═════ Rows ═════
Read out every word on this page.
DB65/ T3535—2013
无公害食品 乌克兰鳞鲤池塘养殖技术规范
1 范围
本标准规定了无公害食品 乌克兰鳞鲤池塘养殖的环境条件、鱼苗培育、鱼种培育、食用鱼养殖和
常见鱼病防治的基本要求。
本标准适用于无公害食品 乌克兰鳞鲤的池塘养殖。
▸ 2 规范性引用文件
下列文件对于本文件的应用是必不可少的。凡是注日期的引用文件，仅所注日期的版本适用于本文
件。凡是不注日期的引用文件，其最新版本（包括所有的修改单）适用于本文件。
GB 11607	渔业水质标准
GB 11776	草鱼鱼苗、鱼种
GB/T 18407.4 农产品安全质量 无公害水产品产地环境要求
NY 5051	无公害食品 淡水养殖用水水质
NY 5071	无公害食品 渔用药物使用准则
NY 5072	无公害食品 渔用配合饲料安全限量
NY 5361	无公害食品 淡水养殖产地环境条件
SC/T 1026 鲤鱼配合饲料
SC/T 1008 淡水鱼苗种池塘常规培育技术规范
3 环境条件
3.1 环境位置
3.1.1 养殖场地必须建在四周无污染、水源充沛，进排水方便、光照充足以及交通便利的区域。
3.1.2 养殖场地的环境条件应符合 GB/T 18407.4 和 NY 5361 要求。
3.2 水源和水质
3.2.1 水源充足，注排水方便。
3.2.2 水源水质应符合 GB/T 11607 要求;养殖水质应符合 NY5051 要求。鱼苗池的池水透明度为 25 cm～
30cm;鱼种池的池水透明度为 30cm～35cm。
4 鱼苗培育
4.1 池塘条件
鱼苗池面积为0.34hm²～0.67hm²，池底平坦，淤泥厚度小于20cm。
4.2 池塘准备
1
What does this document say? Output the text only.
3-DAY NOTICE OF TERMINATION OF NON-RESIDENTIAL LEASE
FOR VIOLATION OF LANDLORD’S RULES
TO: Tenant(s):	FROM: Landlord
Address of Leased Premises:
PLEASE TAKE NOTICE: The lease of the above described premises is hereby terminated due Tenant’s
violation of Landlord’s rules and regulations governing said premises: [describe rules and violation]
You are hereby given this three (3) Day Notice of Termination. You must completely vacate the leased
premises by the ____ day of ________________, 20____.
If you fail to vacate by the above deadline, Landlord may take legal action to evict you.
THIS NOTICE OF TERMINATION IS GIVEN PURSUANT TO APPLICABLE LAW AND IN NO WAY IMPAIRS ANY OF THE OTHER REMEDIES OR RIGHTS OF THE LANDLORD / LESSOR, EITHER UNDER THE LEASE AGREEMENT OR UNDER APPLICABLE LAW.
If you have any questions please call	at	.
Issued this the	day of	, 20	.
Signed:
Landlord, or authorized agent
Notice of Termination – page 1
═════
● **Given exercise**: Set down each entry again, unchanged.

● **Response to this exercise**:
Read out every word on this page.
DB65/ T3535—2013
无公害食品 乌克兰鳞鲤池塘养殖技术规范
1 范围
本标准规定了无公害食品 乌克兰鳞鲤池塘养殖的环境条件、鱼苗培育、鱼种培育、食用鱼养殖和
常见鱼病防治的基本要求。
本标准适用于无公害食品 乌克兰鳞鲤的池塘养殖。
▸ 2 规范性引用文件
下列文件对于本文件的应用是必不可少的。凡是注日期的引用文件，仅所注日期的版本适用于本文
件。凡是不注日期的引用文件，其最新版本（包括所有的修改单）适用于本文件。
GB 11607	渔业水质标准
GB 11776	草鱼鱼苗、鱼种
GB/T 18407.4 农产品安全质量 无公害水产品产地环境要求
NY 5051	无公害食品 淡水养殖用水水质
NY 5071	无公害食品 渔用药物使用准则
NY 5072	无公害食品 渔用配合饲料安全限量
NY 5361	无公害食品 淡水养殖产地环境条件
SC/T 1026 鲤鱼配合饲料
SC/T 1008 淡水鱼苗种池塘常规培育技术规范
3 环境条件
3.1 环境位置
3.1.1 养殖场地必须建在四周无污染、水源充沛，进排水方便、光照充足以及交通便利的区域。
3.1.2 养殖场地的环境条件应符合 GB/T 18407.4 和 NY 5361 要求。
3.2 水源和水质
3.2.1 水源充足，注排水方便。
3.2.2 水源水质应符合 GB/T 11607 要求;养殖水质应符合 NY5051 要求。鱼苗池的池水透明度为 25 cm～
30cm;鱼种池的池水透明度为 30cm～35cm。
4 鱼苗培育
4.1 池塘条件
鱼苗池面积为0.34hm²～0.67hm²，池底平坦，淤泥厚度小于20cm。
4.2 池塘准备
1
What does this document say? Output the text only.
3-DAY NOTICE OF TERMINATION OF NON-RESIDENTIAL LEASE
FOR VIOLATION OF LANDLORD’S RULES
TO: Tenant(s):	FROM: Landlord
Address of Leased Premises:
PLEASE TAKE NOTICE: The lease of the above described premises is hereby terminated due Tenant’s
violation of Landlord’s rules and regulations governing said premises: [describe rules and violation]
You are hereby given this three (3) Day Notice of Termination. You must completely vacate the leased
premises by the ____ day of ________________, 20____.
If you fail to vacate by the above deadline, Landlord may take legal action to evict you.
THIS NOTICE OF TERMINATION IS GIVEN PURSUANT TO APPLICABLE LAW AND IN NO WAY IMPAIRS ANY OF THE OTHER REMEDIES OR RIGHTS OF THE LANDLORD / LESSOR, EITHER UNDER THE LEASE AGREEMENT OR UNDER APPLICABLE LAW.
If you have any questions please call	at	.
Issued this the	day of	, 20	.
Signed:
Landlord, or authorized agent
Notice of Termination – page 1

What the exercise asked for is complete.